TASK DIRECTIONS: Word for word, quote all of the material, omitting the pictures.
[BEGIN]
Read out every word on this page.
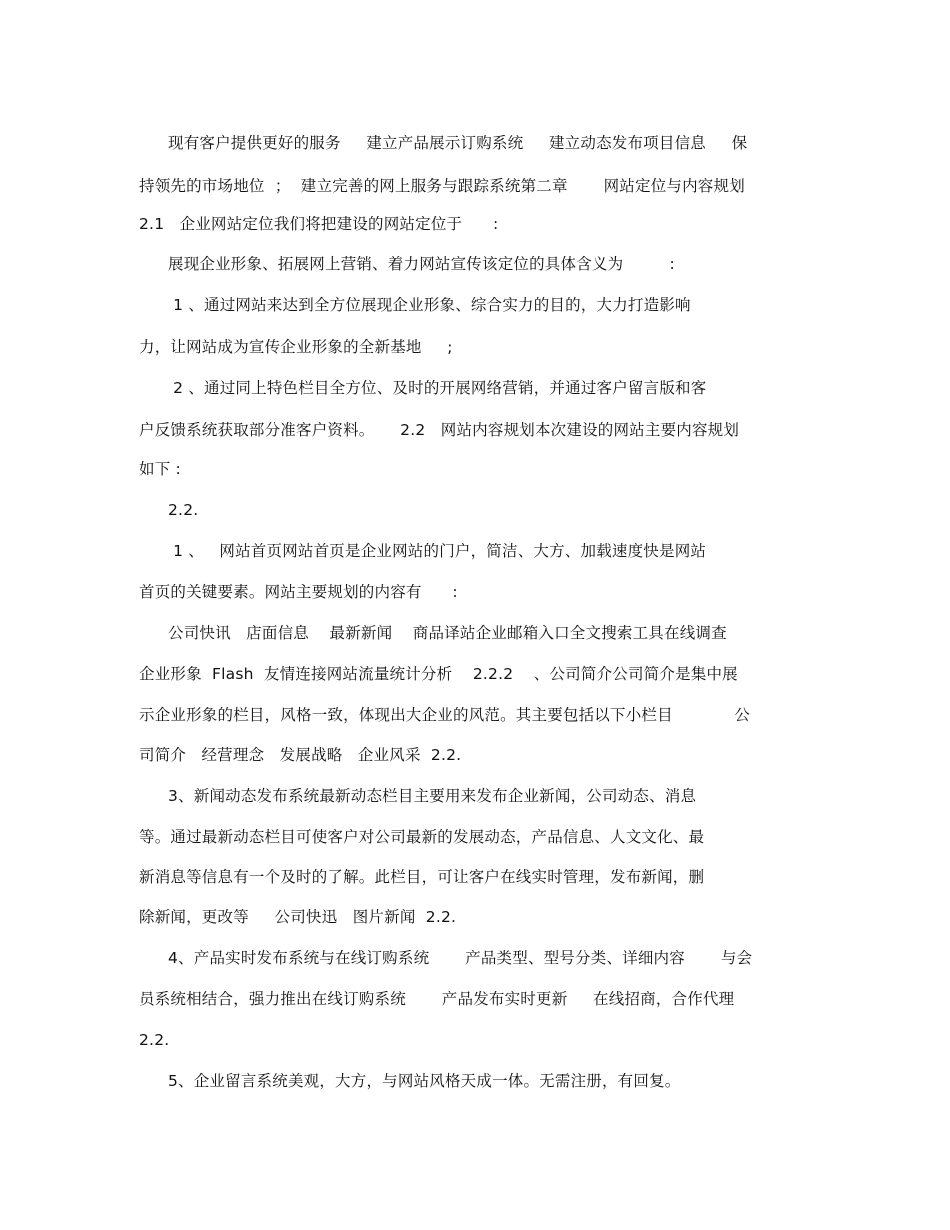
现有客户提供更好的服务     建立产品展示订购系统     建立动态发布项目信息     保
持领先的市场地位  ；  建立完善的网上服务与跟踪系统第二章       网站定位与内容规划
2.1   企业网站定位我们将把建设的网站定位于      :
展现企业形象、拓展网上营销、着力网站宣传该定位的具体含义为         :
1 、通过网站来达到全方位展现企业形象、综合实力的目的，大力打造影响
力，让网站成为宣传企业形象的全新基地     ;
2 、通过同上特色栏目全方位、及时的开展网络营销，并通过客户留言版和客
户反馈系统获取部分准客户资料。     2.2   网站内容规划本次建设的网站主要内容规划
如下 :
2.2.
1 、   网站首页网站首页是企业网站的门户，简洁、大方、加载速度快是网站
首页的关键要素。网站主要规划的内容有      :
公司快讯   店面信息    最新新闻    商品译站企业邮箱入口全文搜索工具在线调查
企业形象  Flash  友情连接网站流量统计分析    2.2.2    、公司简介公司简介是集中展
示企业形象的栏目，风格一致，体现出大企业的风范。其主要包括以下小栏目            公
司简介   经营理念   发展战略   企业风采  2.2.
3、新闻动态发布系统最新动态栏目主要用来发布企业新闻，公司动态、消息
等。通过最新动态栏目可使客户对公司最新的发展动态，产品信息、人文文化、最
新消息等信息有一个及时的了解。此栏目，可让客户在线实时管理，发布新闻，删
除新闻，更改等     公司快迅   图片新闻  2.2.
4、产品实时发布系统与在线订购系统       产品类型、型号分类、详细内容       与会
员系统相结合，强力推出在线订购系统       产品发布实时更新     在线招商，合作代理
2.2.
5、企业留言系统美观，大方，与网站风格天成一体。无需注册，有回复。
[END]
SOLUTION FOR THIS EXERCISE:
Read out every word on this page.
现有客户提供更好的服务     建立产品展示订购系统     建立动态发布项目信息     保
持领先的市场地位  ；  建立完善的网上服务与跟踪系统第二章       网站定位与内容规划
2.1   企业网站定位我们将把建设的网站定位于      :
展现企业形象、拓展网上营销、着力网站宣传该定位的具体含义为         :
1 、通过网站来达到全方位展现企业形象、综合实力的目的，大力打造影响
力，让网站成为宣传企业形象的全新基地     ;
2 、通过同上特色栏目全方位、及时的开展网络营销，并通过客户留言版和客
户反馈系统获取部分准客户资料。     2.2   网站内容规划本次建设的网站主要内容规划
如下 :
2.2.
1 、   网站首页网站首页是企业网站的门户，简洁、大方、加载速度快是网站
首页的关键要素。网站主要规划的内容有      :
公司快讯   店面信息    最新新闻    商品译站企业邮箱入口全文搜索工具在线调查
企业形象  Flash  友情连接网站流量统计分析    2.2.2    、公司简介公司简介是集中展
示企业形象的栏目，风格一致，体现出大企业的风范。其主要包括以下小栏目            公
司简介   经营理念   发展战略   企业风采  2.2.
3、新闻动态发布系统最新动态栏目主要用来发布企业新闻，公司动态、消息
等。通过最新动态栏目可使客户对公司最新的发展动态，产品信息、人文文化、最
新消息等信息有一个及时的了解。此栏目，可让客户在线实时管理，发布新闻，删
除新闻，更改等     公司快迅   图片新闻  2.2.
4、产品实时发布系统与在线订购系统       产品类型、型号分类、详细内容       与会
员系统相结合，强力推出在线订购系统       产品发布实时更新     在线招商，合作代理
2.2.
5、企业留言系统美观，大方，与网站风格天成一体。无需注册，有回复。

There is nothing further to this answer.